**Vorgegebener Text**
****

Die Linke ist offenbar vorgeprescht mit ihrem Anstoß, jetzt das zunächst bis Ende 2013 befristete Gesetz zu den Früherkennungsuntersuchungen zu einer Dauereinrichtung werden zu lassen. Für die FDP, wie Grüne und Linke ebenfalls in der Opposition, steht bereits fest: Das jetzige "Früherkennungsgesetz ist ein Bürokratiemonster".
Mit diesem Schlagwort geht Marian Koppe , gesundheitspolitischer Sprecher der FDP, in die Diskussion. Die Intention des Gesetzes sei zwar richtig, die gesundheitliche Vorsorge für Kinder solle gestärkt werden. Nur sei das ganze Gesetz offenbar handwerklich ein Flop: Daher lägen inzwischen zahlreiche Beschwerden von Eltern, Ärzten und Verbänden vor, betont Koppe.

****

Gesammelte Daten

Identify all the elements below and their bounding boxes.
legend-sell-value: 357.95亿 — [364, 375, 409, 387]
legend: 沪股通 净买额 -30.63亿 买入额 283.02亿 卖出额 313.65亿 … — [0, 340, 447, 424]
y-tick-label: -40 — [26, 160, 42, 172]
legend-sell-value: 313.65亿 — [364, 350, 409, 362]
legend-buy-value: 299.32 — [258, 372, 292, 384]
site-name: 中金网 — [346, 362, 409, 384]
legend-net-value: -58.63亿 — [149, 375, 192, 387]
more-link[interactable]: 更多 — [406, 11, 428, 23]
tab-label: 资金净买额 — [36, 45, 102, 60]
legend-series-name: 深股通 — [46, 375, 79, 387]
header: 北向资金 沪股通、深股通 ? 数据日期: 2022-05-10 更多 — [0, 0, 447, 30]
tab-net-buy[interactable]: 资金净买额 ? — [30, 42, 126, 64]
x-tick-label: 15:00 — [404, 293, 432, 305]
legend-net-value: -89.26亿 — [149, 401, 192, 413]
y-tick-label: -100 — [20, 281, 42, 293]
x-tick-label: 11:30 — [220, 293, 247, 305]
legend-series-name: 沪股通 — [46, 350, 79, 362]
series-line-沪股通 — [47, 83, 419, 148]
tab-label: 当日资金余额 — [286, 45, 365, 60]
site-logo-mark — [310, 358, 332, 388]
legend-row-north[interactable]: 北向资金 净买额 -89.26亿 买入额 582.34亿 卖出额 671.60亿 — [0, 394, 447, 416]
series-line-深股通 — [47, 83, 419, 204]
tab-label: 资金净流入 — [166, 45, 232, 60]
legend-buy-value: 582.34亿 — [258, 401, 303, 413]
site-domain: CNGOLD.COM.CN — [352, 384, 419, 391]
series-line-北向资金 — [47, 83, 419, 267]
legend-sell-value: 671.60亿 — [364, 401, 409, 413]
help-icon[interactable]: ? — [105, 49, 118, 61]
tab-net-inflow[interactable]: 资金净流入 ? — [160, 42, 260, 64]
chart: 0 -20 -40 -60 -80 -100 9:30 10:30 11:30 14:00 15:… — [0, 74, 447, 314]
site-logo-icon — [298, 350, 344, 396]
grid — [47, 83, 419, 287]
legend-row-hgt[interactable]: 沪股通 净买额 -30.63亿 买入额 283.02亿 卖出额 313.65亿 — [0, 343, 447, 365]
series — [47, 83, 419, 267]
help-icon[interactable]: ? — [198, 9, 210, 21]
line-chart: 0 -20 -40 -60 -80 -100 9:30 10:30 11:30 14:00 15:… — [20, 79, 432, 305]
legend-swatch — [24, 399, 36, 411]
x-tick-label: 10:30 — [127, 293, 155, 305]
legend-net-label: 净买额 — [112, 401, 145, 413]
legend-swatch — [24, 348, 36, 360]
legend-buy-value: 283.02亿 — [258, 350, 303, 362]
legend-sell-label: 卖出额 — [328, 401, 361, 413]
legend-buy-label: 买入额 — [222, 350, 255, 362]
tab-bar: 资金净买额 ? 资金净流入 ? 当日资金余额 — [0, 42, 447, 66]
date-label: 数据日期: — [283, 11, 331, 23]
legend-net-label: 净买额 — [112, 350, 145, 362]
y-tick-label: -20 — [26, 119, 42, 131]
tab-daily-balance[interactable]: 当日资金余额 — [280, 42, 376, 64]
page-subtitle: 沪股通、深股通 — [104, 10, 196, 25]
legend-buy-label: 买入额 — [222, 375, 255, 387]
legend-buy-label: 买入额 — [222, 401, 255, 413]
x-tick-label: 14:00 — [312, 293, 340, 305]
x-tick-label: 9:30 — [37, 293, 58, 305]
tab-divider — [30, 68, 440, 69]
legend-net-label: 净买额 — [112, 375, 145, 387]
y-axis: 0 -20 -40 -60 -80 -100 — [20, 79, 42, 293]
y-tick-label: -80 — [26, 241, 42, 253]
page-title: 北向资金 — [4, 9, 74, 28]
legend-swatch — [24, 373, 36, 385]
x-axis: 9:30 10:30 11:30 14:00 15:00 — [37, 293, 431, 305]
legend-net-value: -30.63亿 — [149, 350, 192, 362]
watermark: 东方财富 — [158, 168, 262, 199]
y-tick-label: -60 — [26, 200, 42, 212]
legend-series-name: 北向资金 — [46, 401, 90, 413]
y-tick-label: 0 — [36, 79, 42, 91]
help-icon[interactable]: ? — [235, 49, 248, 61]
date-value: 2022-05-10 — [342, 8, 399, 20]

****

**Aufgaben**
1: Fasse im Text zum Früherkennungsgesetz den Absatz, der mit „Mit diesem Schlagwort geht Marian Koppe“ beginnt, als knappe Liste zusammen. Die wesentlichen Fakten müssen erhalten bleiben.
2: Führe den Text über das Gesetz zu den Früherkennungsuntersuchungen im Anschluss an seinen letzten Satz weiter.
Das Material hat mit dem Text nichts zu tun.

**Lösungen**
1:
- Marian Koppe, gesundheitspolitischer Sprecher der FDP, geht mit dem Schlagwort „Bürokratiemonster“ in die Diskussion.
- Die Absicht des Gesetzes, die gesundheitliche Vorsorge für Kinder zu stärken, hält er für richtig.
- Handwerklich sei das Gesetz aber offenbar ein Flop.
- Deshalb lägen inzwischen zahlreiche Beschwerden von Eltern, Ärzten und Verbänden vor.

2:
Bürokratiemonster heißt für ihn: Das Meldeverfahren zwischen Vorsorgezentrum, Jugendamt, Eltern und Arzt ist viel zu aufwändig, um eine fristgerechte Früherkennungsuntersuchung zu gewährleisten. Außerdem verschickt nach seinen Angaben das Vorsorgezentrum die Mahnungen oftmals viel zu spät und die Jugendämter informieren demnach selten korrekt über die zeitlichen Nachholfristen, macht er deutlich.
"Dies führt dazu, dass letztlich die Ärzte ihre erbrachten Leistungen nicht vergütet bekommen. Abgesehen davon, dass ihnen auch der bürokratische Aufwand des Meldesystems nicht erstattet wird - anders als in anderen Bundesländern", betont der Liberale. Entfristung einfach nur so: Das hält er nicht für sinnvoll. Es sei jetzt an der Zeit, die Möglichkeit zur Verbesserung des gesetzlich bisher vorgegebenen Verfahrens zu nutzen.
Werden Gefährdete überhaupt erreicht?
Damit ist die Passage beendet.